### [THE PROBLEM]
Across all the lines below, how many contain the string "Canada"? Please reply with the number only.

### [INPUT RECORDS]
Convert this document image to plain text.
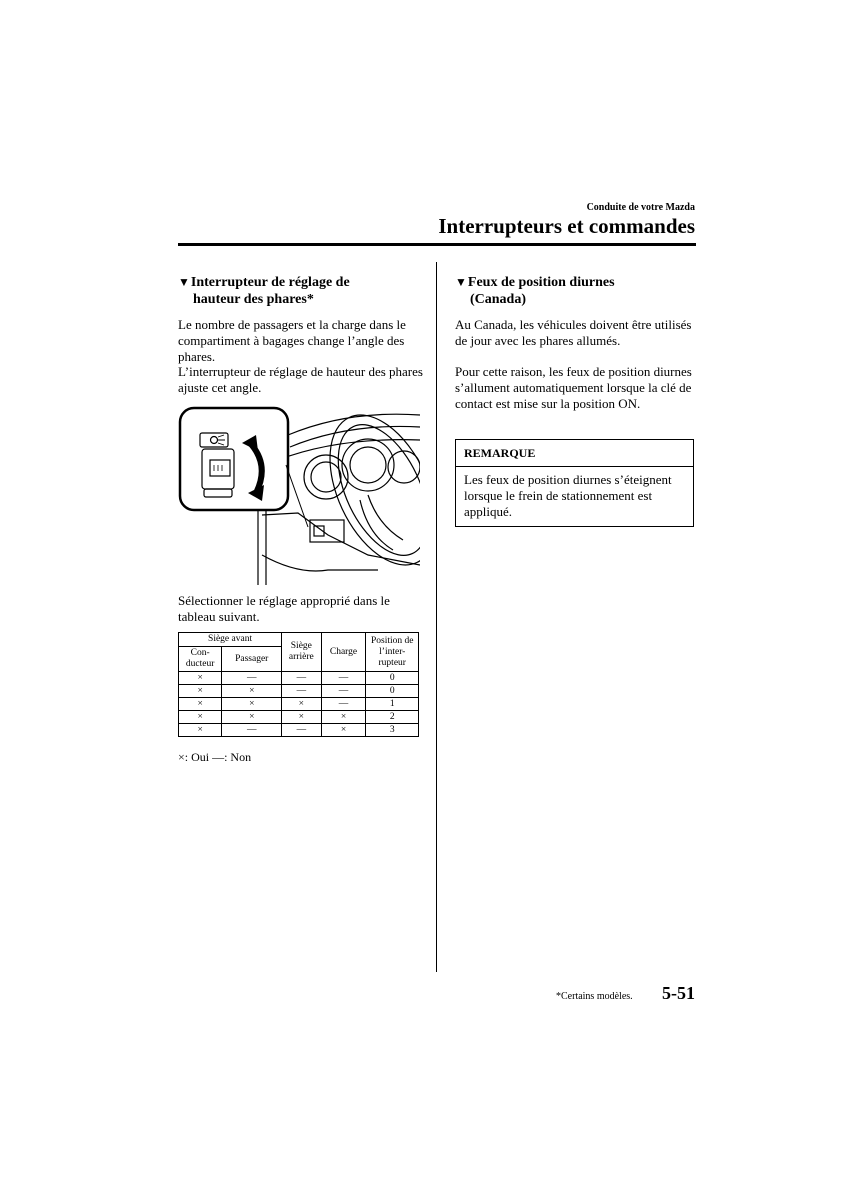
Conduite de votre Mazda
Interrupteurs et commandes
▼Interrupteur de réglage de
hauteur des phares*
Le nombre de passagers et la charge dans le compartiment à bagages change l’angle des phares.
L’interrupteur de réglage de hauteur des phares ajuste cet angle.
Sélectionner le réglage approprié dans le tableau suivant.
Siège avant		Siège arrière	Charge	Position de l’inter-rupteur
Con-ducteur	Passager			
×	—	—	—	0
×	×	—	—	0
×	×	×	—	1
×	×	×	×	2
×	—	—	×	3
×: Oui —: Non
▼Feux de position diurnes
(Canada)
Au Canada, les véhicules doivent être utilisés de jour avec les phares allumés.
Pour cette raison, les feux de position diurnes s’allument automatiquement lorsque la clé de contact est mise sur la position ON.
REMARQUE
Les feux de position diurnes s’éteignent lorsque le frein de stationnement est appliqué.
*Certains modèles. 5-51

### [FINISHED EXERCISE]
2